TASK BRIEF:
Restate the records in their entirety, word for word.

DATA SUPPLIED:
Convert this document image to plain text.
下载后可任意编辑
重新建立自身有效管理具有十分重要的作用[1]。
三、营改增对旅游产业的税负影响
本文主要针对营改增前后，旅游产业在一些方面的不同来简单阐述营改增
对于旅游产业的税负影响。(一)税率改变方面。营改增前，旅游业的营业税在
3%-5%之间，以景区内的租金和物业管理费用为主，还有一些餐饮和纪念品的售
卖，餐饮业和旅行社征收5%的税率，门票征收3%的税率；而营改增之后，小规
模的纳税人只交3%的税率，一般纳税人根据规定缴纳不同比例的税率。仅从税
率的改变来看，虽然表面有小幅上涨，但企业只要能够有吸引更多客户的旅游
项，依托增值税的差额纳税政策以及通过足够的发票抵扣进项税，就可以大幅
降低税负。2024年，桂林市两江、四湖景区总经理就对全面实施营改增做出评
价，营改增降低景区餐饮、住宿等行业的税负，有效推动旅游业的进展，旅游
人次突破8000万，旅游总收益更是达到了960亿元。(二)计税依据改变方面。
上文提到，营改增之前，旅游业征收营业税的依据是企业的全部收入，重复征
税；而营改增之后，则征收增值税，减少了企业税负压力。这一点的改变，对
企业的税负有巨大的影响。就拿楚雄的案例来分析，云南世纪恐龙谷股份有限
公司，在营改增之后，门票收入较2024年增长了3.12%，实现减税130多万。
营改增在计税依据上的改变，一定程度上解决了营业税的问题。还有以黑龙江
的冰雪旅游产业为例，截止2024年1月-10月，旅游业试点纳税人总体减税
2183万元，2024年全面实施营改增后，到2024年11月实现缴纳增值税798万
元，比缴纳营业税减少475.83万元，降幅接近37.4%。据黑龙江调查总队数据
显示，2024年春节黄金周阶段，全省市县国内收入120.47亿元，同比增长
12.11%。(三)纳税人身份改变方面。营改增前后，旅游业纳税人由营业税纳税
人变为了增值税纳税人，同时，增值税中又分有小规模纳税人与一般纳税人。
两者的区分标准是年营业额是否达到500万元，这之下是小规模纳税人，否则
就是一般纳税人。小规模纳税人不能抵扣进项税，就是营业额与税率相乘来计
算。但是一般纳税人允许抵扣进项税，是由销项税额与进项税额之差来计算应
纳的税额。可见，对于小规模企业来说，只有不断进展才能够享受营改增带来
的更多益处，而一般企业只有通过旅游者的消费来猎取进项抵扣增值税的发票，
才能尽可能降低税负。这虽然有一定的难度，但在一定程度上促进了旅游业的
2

WRITTEN ANSWER:
Convert this document image to plain text.
下载后可任意编辑
重新建立自身有效管理具有十分重要的作用[1]。
三、营改增对旅游产业的税负影响
本文主要针对营改增前后，旅游产业在一些方面的不同来简单阐述营改增
对于旅游产业的税负影响。(一)税率改变方面。营改增前，旅游业的营业税在
3%-5%之间，以景区内的租金和物业管理费用为主，还有一些餐饮和纪念品的售
卖，餐饮业和旅行社征收5%的税率，门票征收3%的税率；而营改增之后，小规
模的纳税人只交3%的税率，一般纳税人根据规定缴纳不同比例的税率。仅从税
率的改变来看，虽然表面有小幅上涨，但企业只要能够有吸引更多客户的旅游
项，依托增值税的差额纳税政策以及通过足够的发票抵扣进项税，就可以大幅
降低税负。2024年，桂林市两江、四湖景区总经理就对全面实施营改增做出评
价，营改增降低景区餐饮、住宿等行业的税负，有效推动旅游业的进展，旅游
人次突破8000万，旅游总收益更是达到了960亿元。(二)计税依据改变方面。
上文提到，营改增之前，旅游业征收营业税的依据是企业的全部收入，重复征
税；而营改增之后，则征收增值税，减少了企业税负压力。这一点的改变，对
企业的税负有巨大的影响。就拿楚雄的案例来分析，云南世纪恐龙谷股份有限
公司，在营改增之后，门票收入较2024年增长了3.12%，实现减税130多万。
营改增在计税依据上的改变，一定程度上解决了营业税的问题。还有以黑龙江
的冰雪旅游产业为例，截止2024年1月-10月，旅游业试点纳税人总体减税
2183万元，2024年全面实施营改增后，到2024年11月实现缴纳增值税798万
元，比缴纳营业税减少475.83万元，降幅接近37.4%。据黑龙江调查总队数据
显示，2024年春节黄金周阶段，全省市县国内收入120.47亿元，同比增长
12.11%。(三)纳税人身份改变方面。营改增前后，旅游业纳税人由营业税纳税
人变为了增值税纳税人，同时，增值税中又分有小规模纳税人与一般纳税人。
两者的区分标准是年营业额是否达到500万元，这之下是小规模纳税人，否则
就是一般纳税人。小规模纳税人不能抵扣进项税，就是营业额与税率相乘来计
算。但是一般纳税人允许抵扣进项税，是由销项税额与进项税额之差来计算应
纳的税额。可见，对于小规模企业来说，只有不断进展才能够享受营改增带来
的更多益处，而一般企业只有通过旅游者的消费来猎取进项抵扣增值税的发票，
才能尽可能降低税负。这虽然有一定的难度，但在一定程度上促进了旅游业的
2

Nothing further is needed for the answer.